Goal - Leave out the pictures and copy each record below exactly.
[Start of Records shown]
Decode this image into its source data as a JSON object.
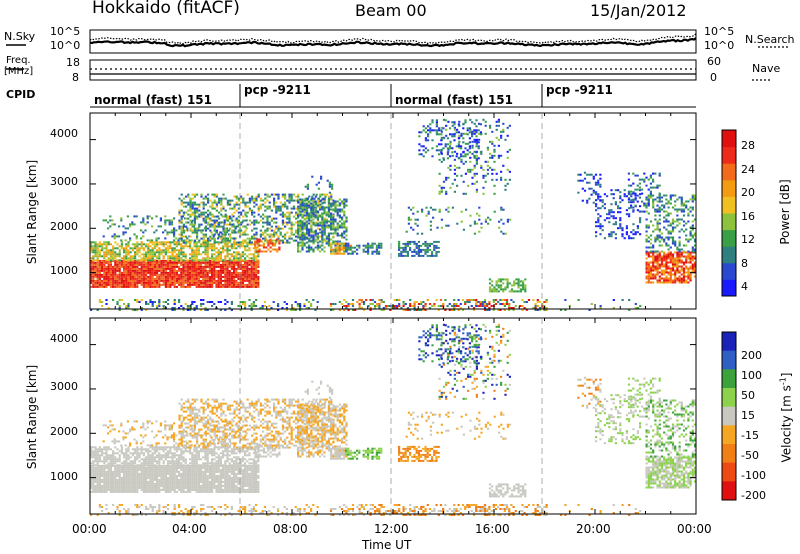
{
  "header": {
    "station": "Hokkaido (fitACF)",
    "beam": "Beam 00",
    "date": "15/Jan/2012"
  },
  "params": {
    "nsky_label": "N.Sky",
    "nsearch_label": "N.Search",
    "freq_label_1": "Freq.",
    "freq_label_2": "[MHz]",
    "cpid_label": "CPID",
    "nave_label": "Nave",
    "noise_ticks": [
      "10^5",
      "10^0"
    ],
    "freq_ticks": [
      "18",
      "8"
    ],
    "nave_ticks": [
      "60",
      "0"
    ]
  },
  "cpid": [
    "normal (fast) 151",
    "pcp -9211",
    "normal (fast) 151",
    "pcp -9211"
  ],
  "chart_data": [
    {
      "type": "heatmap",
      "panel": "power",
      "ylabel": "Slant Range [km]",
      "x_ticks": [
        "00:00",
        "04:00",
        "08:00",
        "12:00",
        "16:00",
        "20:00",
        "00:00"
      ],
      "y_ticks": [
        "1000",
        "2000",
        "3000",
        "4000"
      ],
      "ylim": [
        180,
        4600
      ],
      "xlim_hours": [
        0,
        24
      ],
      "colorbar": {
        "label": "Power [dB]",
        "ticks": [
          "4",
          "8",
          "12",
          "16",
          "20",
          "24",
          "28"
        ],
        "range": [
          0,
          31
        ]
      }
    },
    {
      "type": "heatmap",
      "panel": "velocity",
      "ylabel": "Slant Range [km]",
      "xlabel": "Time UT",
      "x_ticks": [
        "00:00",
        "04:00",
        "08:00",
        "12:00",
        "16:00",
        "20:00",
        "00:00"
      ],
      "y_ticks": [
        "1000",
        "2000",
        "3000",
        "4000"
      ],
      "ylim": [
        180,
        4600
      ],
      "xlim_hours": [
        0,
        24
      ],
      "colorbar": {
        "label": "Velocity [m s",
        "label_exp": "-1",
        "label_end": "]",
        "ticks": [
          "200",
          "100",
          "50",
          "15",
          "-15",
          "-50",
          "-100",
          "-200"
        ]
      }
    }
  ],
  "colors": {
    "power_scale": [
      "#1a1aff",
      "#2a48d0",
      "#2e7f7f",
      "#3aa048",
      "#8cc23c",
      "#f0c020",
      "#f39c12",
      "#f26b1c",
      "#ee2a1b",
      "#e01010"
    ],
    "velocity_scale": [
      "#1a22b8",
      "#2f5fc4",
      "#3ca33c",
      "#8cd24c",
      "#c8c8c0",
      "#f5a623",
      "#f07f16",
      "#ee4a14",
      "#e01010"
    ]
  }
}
[End of Records shown]
Reply to the exercise -
Decode this image into its source data as a JSON object.
{
  "header": {
    "station": "Hokkaido (fitACF)",
    "beam": "Beam 00",
    "date": "15/Jan/2012"
  },
  "params": {
    "nsky_label": "N.Sky",
    "nsearch_label": "N.Search",
    "freq_label_1": "Freq.",
    "freq_label_2": "[MHz]",
    "cpid_label": "CPID",
    "nave_label": "Nave",
    "noise_ticks": [
      "10^5",
      "10^0"
    ],
    "freq_ticks": [
      "18",
      "8"
    ],
    "nave_ticks": [
      "60",
      "0"
    ]
  },
  "cpid": [
    "normal (fast) 151",
    "pcp -9211",
    "normal (fast) 151",
    "pcp -9211"
  ],
  "chart_data": [
    {
      "type": "heatmap",
      "panel": "power",
      "ylabel": "Slant Range [km]",
      "x_ticks": [
        "00:00",
        "04:00",
        "08:00",
        "12:00",
        "16:00",
        "20:00",
        "00:00"
      ],
      "y_ticks": [
        "1000",
        "2000",
        "3000",
        "4000"
      ],
      "ylim": [
        180,
        4600
      ],
      "xlim_hours": [
        0,
        24
      ],
      "colorbar": {
        "label": "Power [dB]",
        "ticks": [
          "4",
          "8",
          "12",
          "16",
          "20",
          "24",
          "28"
        ],
        "range": [
          0,
          31
        ]
      }
    },
    {
      "type": "heatmap",
      "panel": "velocity",
      "ylabel": "Slant Range [km]",
      "xlabel": "Time UT",
      "x_ticks": [
        "00:00",
        "04:00",
        "08:00",
        "12:00",
        "16:00",
        "20:00",
        "00:00"
      ],
      "y_ticks": [
        "1000",
        "2000",
        "3000",
        "4000"
      ],
      "ylim": [
        180,
        4600
      ],
      "xlim_hours": [
        0,
        24
      ],
      "colorbar": {
        "label": "Velocity [m s",
        "label_exp": "-1",
        "label_end": "]",
        "ticks": [
          "200",
          "100",
          "50",
          "15",
          "-15",
          "-50",
          "-100",
          "-200"
        ]
      }
    }
  ],
  "colors": {
    "power_scale": [
      "#1a1aff",
      "#2a48d0",
      "#2e7f7f",
      "#3aa048",
      "#8cc23c",
      "#f0c020",
      "#f39c12",
      "#f26b1c",
      "#ee2a1b",
      "#e01010"
    ],
    "velocity_scale": [
      "#1a22b8",
      "#2f5fc4",
      "#3ca33c",
      "#8cd24c",
      "#c8c8c0",
      "#f5a623",
      "#f07f16",
      "#ee4a14",
      "#e01010"
    ]
  }
}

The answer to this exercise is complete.